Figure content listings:
↓↓↓

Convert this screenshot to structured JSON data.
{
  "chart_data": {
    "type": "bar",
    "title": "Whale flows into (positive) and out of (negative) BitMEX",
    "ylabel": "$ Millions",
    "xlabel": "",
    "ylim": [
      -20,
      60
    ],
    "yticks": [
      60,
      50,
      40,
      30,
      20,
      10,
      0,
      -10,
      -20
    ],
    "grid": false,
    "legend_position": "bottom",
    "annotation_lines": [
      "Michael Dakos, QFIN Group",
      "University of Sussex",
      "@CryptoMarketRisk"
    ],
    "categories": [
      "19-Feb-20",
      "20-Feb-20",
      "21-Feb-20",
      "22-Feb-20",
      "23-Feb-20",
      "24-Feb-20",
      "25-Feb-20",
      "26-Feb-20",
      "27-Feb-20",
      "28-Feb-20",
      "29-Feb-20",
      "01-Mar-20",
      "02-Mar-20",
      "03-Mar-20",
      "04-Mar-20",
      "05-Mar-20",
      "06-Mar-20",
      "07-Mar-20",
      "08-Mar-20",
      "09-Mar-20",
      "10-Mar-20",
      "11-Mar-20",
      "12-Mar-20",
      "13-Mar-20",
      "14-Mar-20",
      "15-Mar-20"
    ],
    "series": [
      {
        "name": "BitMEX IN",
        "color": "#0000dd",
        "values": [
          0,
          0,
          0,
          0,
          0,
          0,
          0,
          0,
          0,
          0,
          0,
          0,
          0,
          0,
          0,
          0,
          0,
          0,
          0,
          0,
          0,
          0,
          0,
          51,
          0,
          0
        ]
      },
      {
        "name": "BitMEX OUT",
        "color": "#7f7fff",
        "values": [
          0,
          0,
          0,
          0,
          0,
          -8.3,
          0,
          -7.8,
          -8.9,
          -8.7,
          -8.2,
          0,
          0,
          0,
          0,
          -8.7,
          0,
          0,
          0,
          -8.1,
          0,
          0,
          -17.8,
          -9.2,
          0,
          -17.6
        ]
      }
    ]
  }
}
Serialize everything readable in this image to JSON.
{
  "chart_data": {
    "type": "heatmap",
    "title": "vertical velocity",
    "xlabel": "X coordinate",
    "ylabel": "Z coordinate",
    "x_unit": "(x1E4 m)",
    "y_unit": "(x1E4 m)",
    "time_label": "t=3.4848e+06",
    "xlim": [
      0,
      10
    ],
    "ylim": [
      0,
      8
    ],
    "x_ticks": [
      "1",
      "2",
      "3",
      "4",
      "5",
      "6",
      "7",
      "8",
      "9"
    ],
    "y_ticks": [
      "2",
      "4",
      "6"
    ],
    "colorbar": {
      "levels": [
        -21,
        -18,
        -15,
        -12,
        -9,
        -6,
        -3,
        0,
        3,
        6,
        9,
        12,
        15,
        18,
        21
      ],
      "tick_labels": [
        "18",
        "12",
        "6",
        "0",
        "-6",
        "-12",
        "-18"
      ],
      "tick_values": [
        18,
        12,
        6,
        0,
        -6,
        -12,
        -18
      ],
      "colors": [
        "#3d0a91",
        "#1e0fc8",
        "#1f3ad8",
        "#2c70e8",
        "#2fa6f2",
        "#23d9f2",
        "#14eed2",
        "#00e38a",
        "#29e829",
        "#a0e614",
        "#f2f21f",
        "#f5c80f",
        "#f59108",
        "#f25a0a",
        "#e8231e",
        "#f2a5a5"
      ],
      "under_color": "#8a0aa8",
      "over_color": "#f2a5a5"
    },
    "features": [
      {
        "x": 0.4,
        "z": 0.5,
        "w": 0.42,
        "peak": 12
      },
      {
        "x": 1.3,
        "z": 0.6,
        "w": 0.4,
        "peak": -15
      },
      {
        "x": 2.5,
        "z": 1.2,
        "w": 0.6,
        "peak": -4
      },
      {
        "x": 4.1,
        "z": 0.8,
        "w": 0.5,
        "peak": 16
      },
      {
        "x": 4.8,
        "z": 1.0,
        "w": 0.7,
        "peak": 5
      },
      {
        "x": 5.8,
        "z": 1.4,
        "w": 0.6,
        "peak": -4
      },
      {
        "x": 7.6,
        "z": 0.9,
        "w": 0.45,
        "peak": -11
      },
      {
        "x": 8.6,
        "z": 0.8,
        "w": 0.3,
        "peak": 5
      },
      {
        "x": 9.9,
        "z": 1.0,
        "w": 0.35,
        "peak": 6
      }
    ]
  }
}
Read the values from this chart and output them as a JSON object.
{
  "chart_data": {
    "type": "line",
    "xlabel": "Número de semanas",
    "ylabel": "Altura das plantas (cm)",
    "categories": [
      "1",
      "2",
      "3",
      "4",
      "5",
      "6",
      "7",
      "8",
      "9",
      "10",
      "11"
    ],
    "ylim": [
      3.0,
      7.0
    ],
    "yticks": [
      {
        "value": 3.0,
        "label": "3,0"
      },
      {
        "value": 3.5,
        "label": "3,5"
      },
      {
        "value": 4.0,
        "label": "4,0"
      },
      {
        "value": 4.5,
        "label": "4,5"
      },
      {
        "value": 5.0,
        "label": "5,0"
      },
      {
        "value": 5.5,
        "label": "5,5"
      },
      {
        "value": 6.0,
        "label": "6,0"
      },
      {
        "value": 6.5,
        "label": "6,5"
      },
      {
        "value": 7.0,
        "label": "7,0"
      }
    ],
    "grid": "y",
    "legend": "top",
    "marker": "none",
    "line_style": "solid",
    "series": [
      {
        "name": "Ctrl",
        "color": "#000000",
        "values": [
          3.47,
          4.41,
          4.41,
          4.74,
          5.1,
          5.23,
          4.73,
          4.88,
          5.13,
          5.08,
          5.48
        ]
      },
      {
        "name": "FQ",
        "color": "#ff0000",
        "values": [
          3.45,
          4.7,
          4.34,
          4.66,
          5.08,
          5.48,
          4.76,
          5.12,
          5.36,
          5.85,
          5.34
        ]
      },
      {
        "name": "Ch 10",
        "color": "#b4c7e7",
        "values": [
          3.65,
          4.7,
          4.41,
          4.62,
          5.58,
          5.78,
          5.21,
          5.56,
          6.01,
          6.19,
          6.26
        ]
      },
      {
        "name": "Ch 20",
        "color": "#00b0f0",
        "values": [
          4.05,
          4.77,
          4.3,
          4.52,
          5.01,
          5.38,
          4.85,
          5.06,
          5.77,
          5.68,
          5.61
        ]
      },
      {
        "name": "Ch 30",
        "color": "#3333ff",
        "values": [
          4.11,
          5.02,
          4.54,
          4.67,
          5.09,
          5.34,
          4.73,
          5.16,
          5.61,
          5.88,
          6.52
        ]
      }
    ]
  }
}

↑↑↑

- _Stated exercise_
From the listing above, extract all records word for word.

- _Completed task_
Convert this screenshot to structured JSON data.
{
  "chart_data": {
    "type": "bar",
    "title": "Whale flows into (positive) and out of (negative) BitMEX",
    "ylabel": "$ Millions",
    "xlabel": "",
    "ylim": [
      -20,
      60
    ],
    "yticks": [
      60,
      50,
      40,
      30,
      20,
      10,
      0,
      -10,
      -20
    ],
    "grid": false,
    "legend_position": "bottom",
    "annotation_lines": [
      "Michael Dakos, QFIN Group",
      "University of Sussex",
      "@CryptoMarketRisk"
    ],
    "categories": [
      "19-Feb-20",
      "20-Feb-20",
      "21-Feb-20",
      "22-Feb-20",
      "23-Feb-20",
      "24-Feb-20",
      "25-Feb-20",
      "26-Feb-20",
      "27-Feb-20",
      "28-Feb-20",
      "29-Feb-20",
      "01-Mar-20",
      "02-Mar-20",
      "03-Mar-20",
      "04-Mar-20",
      "05-Mar-20",
      "06-Mar-20",
      "07-Mar-20",
      "08-Mar-20",
      "09-Mar-20",
      "10-Mar-20",
      "11-Mar-20",
      "12-Mar-20",
      "13-Mar-20",
      "14-Mar-20",
      "15-Mar-20"
    ],
    "series": [
      {
        "name": "BitMEX IN",
        "color": "#0000dd",
        "values": [
          0,
          0,
          0,
          0,
          0,
          0,
          0,
          0,
          0,
          0,
          0,
          0,
          0,
          0,
          0,
          0,
          0,
          0,
          0,
          0,
          0,
          0,
          0,
          51,
          0,
          0
        ]
      },
      {
        "name": "BitMEX OUT",
        "color": "#7f7fff",
        "values": [
          0,
          0,
          0,
          0,
          0,
          -8.3,
          0,
          -7.8,
          -8.9,
          -8.7,
          -8.2,
          0,
          0,
          0,
          0,
          -8.7,
          0,
          0,
          0,
          -8.1,
          0,
          0,
          -17.8,
          -9.2,
          0,
          -17.6
        ]
      }
    ]
  }
}
Serialize everything readable in this image to JSON.
{
  "chart_data": {
    "type": "heatmap",
    "title": "vertical velocity",
    "xlabel": "X coordinate",
    "ylabel": "Z coordinate",
    "x_unit": "(x1E4 m)",
    "y_unit": "(x1E4 m)",
    "time_label": "t=3.4848e+06",
    "xlim": [
      0,
      10
    ],
    "ylim": [
      0,
      8
    ],
    "x_ticks": [
      "1",
      "2",
      "3",
      "4",
      "5",
      "6",
      "7",
      "8",
      "9"
    ],
    "y_ticks": [
      "2",
      "4",
      "6"
    ],
    "colorbar": {
      "levels": [
        -21,
        -18,
        -15,
        -12,
        -9,
        -6,
        -3,
        0,
        3,
        6,
        9,
        12,
        15,
        18,
        21
      ],
      "tick_labels": [
        "18",
        "12",
        "6",
        "0",
        "-6",
        "-12",
        "-18"
      ],
      "tick_values": [
        18,
        12,
        6,
        0,
        -6,
        -12,
        -18
      ],
      "colors": [
        "#3d0a91",
        "#1e0fc8",
        "#1f3ad8",
        "#2c70e8",
        "#2fa6f2",
        "#23d9f2",
        "#14eed2",
        "#00e38a",
        "#29e829",
        "#a0e614",
        "#f2f21f",
        "#f5c80f",
        "#f59108",
        "#f25a0a",
        "#e8231e",
        "#f2a5a5"
      ],
      "under_color": "#8a0aa8",
      "over_color": "#f2a5a5"
    },
    "features": [
      {
        "x": 0.4,
        "z": 0.5,
        "w": 0.42,
        "peak": 12
      },
      {
        "x": 1.3,
        "z": 0.6,
        "w": 0.4,
        "peak": -15
      },
      {
        "x": 2.5,
        "z": 1.2,
        "w": 0.6,
        "peak": -4
      },
      {
        "x": 4.1,
        "z": 0.8,
        "w": 0.5,
        "peak": 16
      },
      {
        "x": 4.8,
        "z": 1.0,
        "w": 0.7,
        "peak": 5
      },
      {
        "x": 5.8,
        "z": 1.4,
        "w": 0.6,
        "peak": -4
      },
      {
        "x": 7.6,
        "z": 0.9,
        "w": 0.45,
        "peak": -11
      },
      {
        "x": 8.6,
        "z": 0.8,
        "w": 0.3,
        "peak": 5
      },
      {
        "x": 9.9,
        "z": 1.0,
        "w": 0.35,
        "peak": 6
      }
    ]
  }
}
Read the values from this chart and output them as a JSON object.
{
  "chart_data": {
    "type": "line",
    "xlabel": "Número de semanas",
    "ylabel": "Altura das plantas (cm)",
    "categories": [
      "1",
      "2",
      "3",
      "4",
      "5",
      "6",
      "7",
      "8",
      "9",
      "10",
      "11"
    ],
    "ylim": [
      3.0,
      7.0
    ],
    "yticks": [
      {
        "value": 3.0,
        "label": "3,0"
      },
      {
        "value": 3.5,
        "label": "3,5"
      },
      {
        "value": 4.0,
        "label": "4,0"
      },
      {
        "value": 4.5,
        "label": "4,5"
      },
      {
        "value": 5.0,
        "label": "5,0"
      },
      {
        "value": 5.5,
        "label": "5,5"
      },
      {
        "value": 6.0,
        "label": "6,0"
      },
      {
        "value": 6.5,
        "label": "6,5"
      },
      {
        "value": 7.0,
        "label": "7,0"
      }
    ],
    "grid": "y",
    "legend": "top",
    "marker": "none",
    "line_style": "solid",
    "series": [
      {
        "name": "Ctrl",
        "color": "#000000",
        "values": [
          3.47,
          4.41,
          4.41,
          4.74,
          5.1,
          5.23,
          4.73,
          4.88,
          5.13,
          5.08,
          5.48
        ]
      },
      {
        "name": "FQ",
        "color": "#ff0000",
        "values": [
          3.45,
          4.7,
          4.34,
          4.66,
          5.08,
          5.48,
          4.76,
          5.12,
          5.36,
          5.85,
          5.34
        ]
      },
      {
        "name": "Ch 10",
        "color": "#b4c7e7",
        "values": [
          3.65,
          4.7,
          4.41,
          4.62,
          5.58,
          5.78,
          5.21,
          5.56,
          6.01,
          6.19,
          6.26
        ]
      },
      {
        "name": "Ch 20",
        "color": "#00b0f0",
        "values": [
          4.05,
          4.77,
          4.3,
          4.52,
          5.01,
          5.38,
          4.85,
          5.06,
          5.77,
          5.68,
          5.61
        ]
      },
      {
        "name": "Ch 30",
        "color": "#3333ff",
        "values": [
          4.11,
          5.02,
          4.54,
          4.67,
          5.09,
          5.34,
          4.73,
          5.16,
          5.61,
          5.88,
          6.52
        ]
      }
    ]
  }
}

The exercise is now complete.